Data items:
------------

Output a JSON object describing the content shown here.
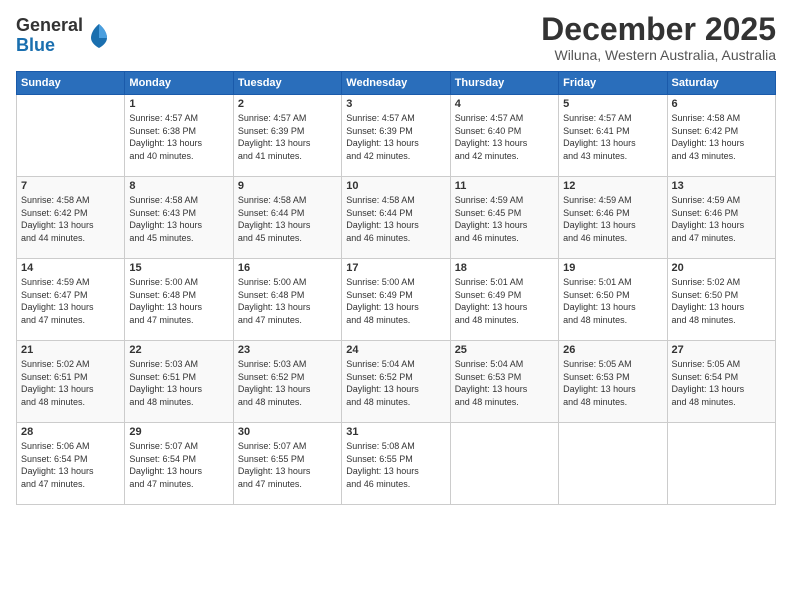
{
  "logo": {
    "general": "General",
    "blue": "Blue"
  },
  "title": "December 2025",
  "subtitle": "Wiluna, Western Australia, Australia",
  "days_header": [
    "Sunday",
    "Monday",
    "Tuesday",
    "Wednesday",
    "Thursday",
    "Friday",
    "Saturday"
  ],
  "weeks": [
    [
      {
        "num": "",
        "info": ""
      },
      {
        "num": "1",
        "info": "Sunrise: 4:57 AM\nSunset: 6:38 PM\nDaylight: 13 hours\nand 40 minutes."
      },
      {
        "num": "2",
        "info": "Sunrise: 4:57 AM\nSunset: 6:39 PM\nDaylight: 13 hours\nand 41 minutes."
      },
      {
        "num": "3",
        "info": "Sunrise: 4:57 AM\nSunset: 6:39 PM\nDaylight: 13 hours\nand 42 minutes."
      },
      {
        "num": "4",
        "info": "Sunrise: 4:57 AM\nSunset: 6:40 PM\nDaylight: 13 hours\nand 42 minutes."
      },
      {
        "num": "5",
        "info": "Sunrise: 4:57 AM\nSunset: 6:41 PM\nDaylight: 13 hours\nand 43 minutes."
      },
      {
        "num": "6",
        "info": "Sunrise: 4:58 AM\nSunset: 6:42 PM\nDaylight: 13 hours\nand 43 minutes."
      }
    ],
    [
      {
        "num": "7",
        "info": "Sunrise: 4:58 AM\nSunset: 6:42 PM\nDaylight: 13 hours\nand 44 minutes."
      },
      {
        "num": "8",
        "info": "Sunrise: 4:58 AM\nSunset: 6:43 PM\nDaylight: 13 hours\nand 45 minutes."
      },
      {
        "num": "9",
        "info": "Sunrise: 4:58 AM\nSunset: 6:44 PM\nDaylight: 13 hours\nand 45 minutes."
      },
      {
        "num": "10",
        "info": "Sunrise: 4:58 AM\nSunset: 6:44 PM\nDaylight: 13 hours\nand 46 minutes."
      },
      {
        "num": "11",
        "info": "Sunrise: 4:59 AM\nSunset: 6:45 PM\nDaylight: 13 hours\nand 46 minutes."
      },
      {
        "num": "12",
        "info": "Sunrise: 4:59 AM\nSunset: 6:46 PM\nDaylight: 13 hours\nand 46 minutes."
      },
      {
        "num": "13",
        "info": "Sunrise: 4:59 AM\nSunset: 6:46 PM\nDaylight: 13 hours\nand 47 minutes."
      }
    ],
    [
      {
        "num": "14",
        "info": "Sunrise: 4:59 AM\nSunset: 6:47 PM\nDaylight: 13 hours\nand 47 minutes."
      },
      {
        "num": "15",
        "info": "Sunrise: 5:00 AM\nSunset: 6:48 PM\nDaylight: 13 hours\nand 47 minutes."
      },
      {
        "num": "16",
        "info": "Sunrise: 5:00 AM\nSunset: 6:48 PM\nDaylight: 13 hours\nand 47 minutes."
      },
      {
        "num": "17",
        "info": "Sunrise: 5:00 AM\nSunset: 6:49 PM\nDaylight: 13 hours\nand 48 minutes."
      },
      {
        "num": "18",
        "info": "Sunrise: 5:01 AM\nSunset: 6:49 PM\nDaylight: 13 hours\nand 48 minutes."
      },
      {
        "num": "19",
        "info": "Sunrise: 5:01 AM\nSunset: 6:50 PM\nDaylight: 13 hours\nand 48 minutes."
      },
      {
        "num": "20",
        "info": "Sunrise: 5:02 AM\nSunset: 6:50 PM\nDaylight: 13 hours\nand 48 minutes."
      }
    ],
    [
      {
        "num": "21",
        "info": "Sunrise: 5:02 AM\nSunset: 6:51 PM\nDaylight: 13 hours\nand 48 minutes."
      },
      {
        "num": "22",
        "info": "Sunrise: 5:03 AM\nSunset: 6:51 PM\nDaylight: 13 hours\nand 48 minutes."
      },
      {
        "num": "23",
        "info": "Sunrise: 5:03 AM\nSunset: 6:52 PM\nDaylight: 13 hours\nand 48 minutes."
      },
      {
        "num": "24",
        "info": "Sunrise: 5:04 AM\nSunset: 6:52 PM\nDaylight: 13 hours\nand 48 minutes."
      },
      {
        "num": "25",
        "info": "Sunrise: 5:04 AM\nSunset: 6:53 PM\nDaylight: 13 hours\nand 48 minutes."
      },
      {
        "num": "26",
        "info": "Sunrise: 5:05 AM\nSunset: 6:53 PM\nDaylight: 13 hours\nand 48 minutes."
      },
      {
        "num": "27",
        "info": "Sunrise: 5:05 AM\nSunset: 6:54 PM\nDaylight: 13 hours\nand 48 minutes."
      }
    ],
    [
      {
        "num": "28",
        "info": "Sunrise: 5:06 AM\nSunset: 6:54 PM\nDaylight: 13 hours\nand 47 minutes."
      },
      {
        "num": "29",
        "info": "Sunrise: 5:07 AM\nSunset: 6:54 PM\nDaylight: 13 hours\nand 47 minutes."
      },
      {
        "num": "30",
        "info": "Sunrise: 5:07 AM\nSunset: 6:55 PM\nDaylight: 13 hours\nand 47 minutes."
      },
      {
        "num": "31",
        "info": "Sunrise: 5:08 AM\nSunset: 6:55 PM\nDaylight: 13 hours\nand 46 minutes."
      },
      {
        "num": "",
        "info": ""
      },
      {
        "num": "",
        "info": ""
      },
      {
        "num": "",
        "info": ""
      }
    ]
  ]
}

------------

◆ The problem ◆
Without the pictures, reproduce every line of the records above exactly.

◆ Written solution ◆
Output a JSON object describing the content shown here.
{
  "logo": {
    "general": "General",
    "blue": "Blue"
  },
  "title": "December 2025",
  "subtitle": "Wiluna, Western Australia, Australia",
  "days_header": [
    "Sunday",
    "Monday",
    "Tuesday",
    "Wednesday",
    "Thursday",
    "Friday",
    "Saturday"
  ],
  "weeks": [
    [
      {
        "num": "",
        "info": ""
      },
      {
        "num": "1",
        "info": "Sunrise: 4:57 AM\nSunset: 6:38 PM\nDaylight: 13 hours\nand 40 minutes."
      },
      {
        "num": "2",
        "info": "Sunrise: 4:57 AM\nSunset: 6:39 PM\nDaylight: 13 hours\nand 41 minutes."
      },
      {
        "num": "3",
        "info": "Sunrise: 4:57 AM\nSunset: 6:39 PM\nDaylight: 13 hours\nand 42 minutes."
      },
      {
        "num": "4",
        "info": "Sunrise: 4:57 AM\nSunset: 6:40 PM\nDaylight: 13 hours\nand 42 minutes."
      },
      {
        "num": "5",
        "info": "Sunrise: 4:57 AM\nSunset: 6:41 PM\nDaylight: 13 hours\nand 43 minutes."
      },
      {
        "num": "6",
        "info": "Sunrise: 4:58 AM\nSunset: 6:42 PM\nDaylight: 13 hours\nand 43 minutes."
      }
    ],
    [
      {
        "num": "7",
        "info": "Sunrise: 4:58 AM\nSunset: 6:42 PM\nDaylight: 13 hours\nand 44 minutes."
      },
      {
        "num": "8",
        "info": "Sunrise: 4:58 AM\nSunset: 6:43 PM\nDaylight: 13 hours\nand 45 minutes."
      },
      {
        "num": "9",
        "info": "Sunrise: 4:58 AM\nSunset: 6:44 PM\nDaylight: 13 hours\nand 45 minutes."
      },
      {
        "num": "10",
        "info": "Sunrise: 4:58 AM\nSunset: 6:44 PM\nDaylight: 13 hours\nand 46 minutes."
      },
      {
        "num": "11",
        "info": "Sunrise: 4:59 AM\nSunset: 6:45 PM\nDaylight: 13 hours\nand 46 minutes."
      },
      {
        "num": "12",
        "info": "Sunrise: 4:59 AM\nSunset: 6:46 PM\nDaylight: 13 hours\nand 46 minutes."
      },
      {
        "num": "13",
        "info": "Sunrise: 4:59 AM\nSunset: 6:46 PM\nDaylight: 13 hours\nand 47 minutes."
      }
    ],
    [
      {
        "num": "14",
        "info": "Sunrise: 4:59 AM\nSunset: 6:47 PM\nDaylight: 13 hours\nand 47 minutes."
      },
      {
        "num": "15",
        "info": "Sunrise: 5:00 AM\nSunset: 6:48 PM\nDaylight: 13 hours\nand 47 minutes."
      },
      {
        "num": "16",
        "info": "Sunrise: 5:00 AM\nSunset: 6:48 PM\nDaylight: 13 hours\nand 47 minutes."
      },
      {
        "num": "17",
        "info": "Sunrise: 5:00 AM\nSunset: 6:49 PM\nDaylight: 13 hours\nand 48 minutes."
      },
      {
        "num": "18",
        "info": "Sunrise: 5:01 AM\nSunset: 6:49 PM\nDaylight: 13 hours\nand 48 minutes."
      },
      {
        "num": "19",
        "info": "Sunrise: 5:01 AM\nSunset: 6:50 PM\nDaylight: 13 hours\nand 48 minutes."
      },
      {
        "num": "20",
        "info": "Sunrise: 5:02 AM\nSunset: 6:50 PM\nDaylight: 13 hours\nand 48 minutes."
      }
    ],
    [
      {
        "num": "21",
        "info": "Sunrise: 5:02 AM\nSunset: 6:51 PM\nDaylight: 13 hours\nand 48 minutes."
      },
      {
        "num": "22",
        "info": "Sunrise: 5:03 AM\nSunset: 6:51 PM\nDaylight: 13 hours\nand 48 minutes."
      },
      {
        "num": "23",
        "info": "Sunrise: 5:03 AM\nSunset: 6:52 PM\nDaylight: 13 hours\nand 48 minutes."
      },
      {
        "num": "24",
        "info": "Sunrise: 5:04 AM\nSunset: 6:52 PM\nDaylight: 13 hours\nand 48 minutes."
      },
      {
        "num": "25",
        "info": "Sunrise: 5:04 AM\nSunset: 6:53 PM\nDaylight: 13 hours\nand 48 minutes."
      },
      {
        "num": "26",
        "info": "Sunrise: 5:05 AM\nSunset: 6:53 PM\nDaylight: 13 hours\nand 48 minutes."
      },
      {
        "num": "27",
        "info": "Sunrise: 5:05 AM\nSunset: 6:54 PM\nDaylight: 13 hours\nand 48 minutes."
      }
    ],
    [
      {
        "num": "28",
        "info": "Sunrise: 5:06 AM\nSunset: 6:54 PM\nDaylight: 13 hours\nand 47 minutes."
      },
      {
        "num": "29",
        "info": "Sunrise: 5:07 AM\nSunset: 6:54 PM\nDaylight: 13 hours\nand 47 minutes."
      },
      {
        "num": "30",
        "info": "Sunrise: 5:07 AM\nSunset: 6:55 PM\nDaylight: 13 hours\nand 47 minutes."
      },
      {
        "num": "31",
        "info": "Sunrise: 5:08 AM\nSunset: 6:55 PM\nDaylight: 13 hours\nand 46 minutes."
      },
      {
        "num": "",
        "info": ""
      },
      {
        "num": "",
        "info": ""
      },
      {
        "num": "",
        "info": ""
      }
    ]
  ]
}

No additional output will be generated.